→ Work required
Copy whichever lines contain the string "name".

→ Available records
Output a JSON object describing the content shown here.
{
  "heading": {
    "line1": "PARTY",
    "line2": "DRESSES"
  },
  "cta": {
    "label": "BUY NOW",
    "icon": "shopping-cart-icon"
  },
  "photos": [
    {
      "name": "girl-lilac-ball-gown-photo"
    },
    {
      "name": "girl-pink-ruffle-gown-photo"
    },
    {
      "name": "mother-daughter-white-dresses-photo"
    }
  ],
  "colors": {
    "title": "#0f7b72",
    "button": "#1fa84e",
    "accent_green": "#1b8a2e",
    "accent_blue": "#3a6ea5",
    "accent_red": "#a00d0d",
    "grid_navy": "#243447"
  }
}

→ Solution
      "name": "girl-lilac-ball-gown-photo"
      "name": "girl-pink-ruffle-gown-photo"
      "name": "mother-daughter-white-dresses-photo"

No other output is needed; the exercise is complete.